── EXTRAIT DU TEXTE ──
L'année d'un nouvel arrivant au séminaire français

 

 

MarcLeroi

 

 

Arrivé en septembre dernier au séminaire Français, Marc Leroi, séminariste de Nanterre et étudiant en première année de théologie à la Grégorienne, nous partage son témoignage sur ses premiers mois dans la Ville Éternelle.

 

 

Pour un séminariste, se former à Rome est une grâce ! La proximité du Saint Père, l'empreinte de Pierre et de Paul, le témoignage des martyrs et l'universalité de l'Église nourrissent la vie spirituelle. Habiter à quelques centaines de mètres du lieu où son saint patron a rédigé l'Évangile ne laisse pas indifférent. L'inépuisable richesse historique, artistique et culturelle de la Ville suscite l'émerveillement de celui qui s'y installe.

 

Il est intimidant de franchir la lourde porte du séminaire français pour y vivre quelques années. L'architecture spacieuse aux froids reflets marmoréens, la communauté en col romain et la beauté stricte de la liturgie impressionnent le nouvel arrivant. Pendant ses premières semaines, outre des listes de vocabulaire et des règles de grammaire italienne, il lui faut assimiler le trombinoscope, l'agenda-type et le coutumier liturgique.

 

Très vite, une retraite à Assise permet de remettre au Seigneur l'année de formation qui commence. La présence tangible de François et de Claire (sainte patronne du séminaire) illustre l'objectif de notre vie de futurs pasteurs : la sainteté ! Puis le début des cours offre l'occasion de se familiariser avec les matières enseignées et de comprendre les exigences du système universitaire. Plus de cent nationalités se côtoient dans les amphithéâtres, image inversée de la tour de Babel : l'unité entre les hommes ne se fonde plus sur l'orgueil de projets sans Dieu, mais repose désormais sur le service et l’étude pour le Royaume des Cieux. Après la session d'examens du premier semestre, un week-end libre est dédié à la visite d'autres lieux en Italie, pour ma part Ravenne et ses incomparables mosaïques.
───
── DONNÉES ENREGISTRÉES ──
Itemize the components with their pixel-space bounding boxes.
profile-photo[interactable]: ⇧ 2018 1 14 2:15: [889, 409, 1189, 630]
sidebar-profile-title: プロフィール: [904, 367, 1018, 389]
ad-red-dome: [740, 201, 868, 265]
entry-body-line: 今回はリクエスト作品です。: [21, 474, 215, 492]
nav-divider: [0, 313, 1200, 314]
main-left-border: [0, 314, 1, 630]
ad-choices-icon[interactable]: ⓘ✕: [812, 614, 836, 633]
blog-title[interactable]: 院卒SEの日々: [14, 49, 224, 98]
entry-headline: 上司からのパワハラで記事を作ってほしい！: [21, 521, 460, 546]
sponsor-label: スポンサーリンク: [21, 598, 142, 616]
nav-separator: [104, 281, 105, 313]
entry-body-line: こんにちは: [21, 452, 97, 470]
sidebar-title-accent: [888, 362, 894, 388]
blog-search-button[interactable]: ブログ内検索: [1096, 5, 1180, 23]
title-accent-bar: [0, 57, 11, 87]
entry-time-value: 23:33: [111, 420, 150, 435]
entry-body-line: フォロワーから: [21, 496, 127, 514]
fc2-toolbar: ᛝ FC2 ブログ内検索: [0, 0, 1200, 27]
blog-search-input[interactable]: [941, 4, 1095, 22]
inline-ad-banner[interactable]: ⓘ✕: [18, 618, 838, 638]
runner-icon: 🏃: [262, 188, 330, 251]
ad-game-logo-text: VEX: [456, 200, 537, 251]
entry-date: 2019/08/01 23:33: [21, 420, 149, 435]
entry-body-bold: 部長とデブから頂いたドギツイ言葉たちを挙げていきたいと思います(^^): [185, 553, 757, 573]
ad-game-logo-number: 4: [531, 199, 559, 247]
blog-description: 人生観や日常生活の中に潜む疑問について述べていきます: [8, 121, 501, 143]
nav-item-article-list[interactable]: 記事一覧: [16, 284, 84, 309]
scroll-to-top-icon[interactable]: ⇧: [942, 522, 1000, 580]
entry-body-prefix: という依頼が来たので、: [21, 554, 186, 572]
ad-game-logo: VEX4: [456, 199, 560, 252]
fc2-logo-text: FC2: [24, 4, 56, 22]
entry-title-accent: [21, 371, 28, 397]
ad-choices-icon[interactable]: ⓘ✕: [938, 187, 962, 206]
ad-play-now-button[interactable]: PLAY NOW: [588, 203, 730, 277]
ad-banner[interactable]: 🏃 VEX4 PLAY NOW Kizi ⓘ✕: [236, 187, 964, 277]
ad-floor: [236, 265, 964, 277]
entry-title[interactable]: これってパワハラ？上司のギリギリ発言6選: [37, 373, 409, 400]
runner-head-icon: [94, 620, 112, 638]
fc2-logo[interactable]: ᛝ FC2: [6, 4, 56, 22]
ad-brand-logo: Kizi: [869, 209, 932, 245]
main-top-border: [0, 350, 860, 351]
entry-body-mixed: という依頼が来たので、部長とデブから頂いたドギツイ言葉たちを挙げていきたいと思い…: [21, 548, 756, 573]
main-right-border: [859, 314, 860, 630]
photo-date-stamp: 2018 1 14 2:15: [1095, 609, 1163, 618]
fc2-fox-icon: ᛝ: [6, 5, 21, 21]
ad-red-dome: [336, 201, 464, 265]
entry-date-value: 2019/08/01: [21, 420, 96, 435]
───
Recopiez le passage de l'extrait du texte en commençant à "Arrivé en septembre" et en terminant à "la Ville Éternelle.", et changez "première année" en "deuxième année".

• _RÉPONSE CI-DESSOUS_:
Arrivé en septembre dernier au séminaire Français, Marc Leroi, séminariste de Nanterre et étudiant en deuxième année de théologie à la Grégorienne, nous partage son témoignage sur ses premiers mois dans la Ville Éternelle.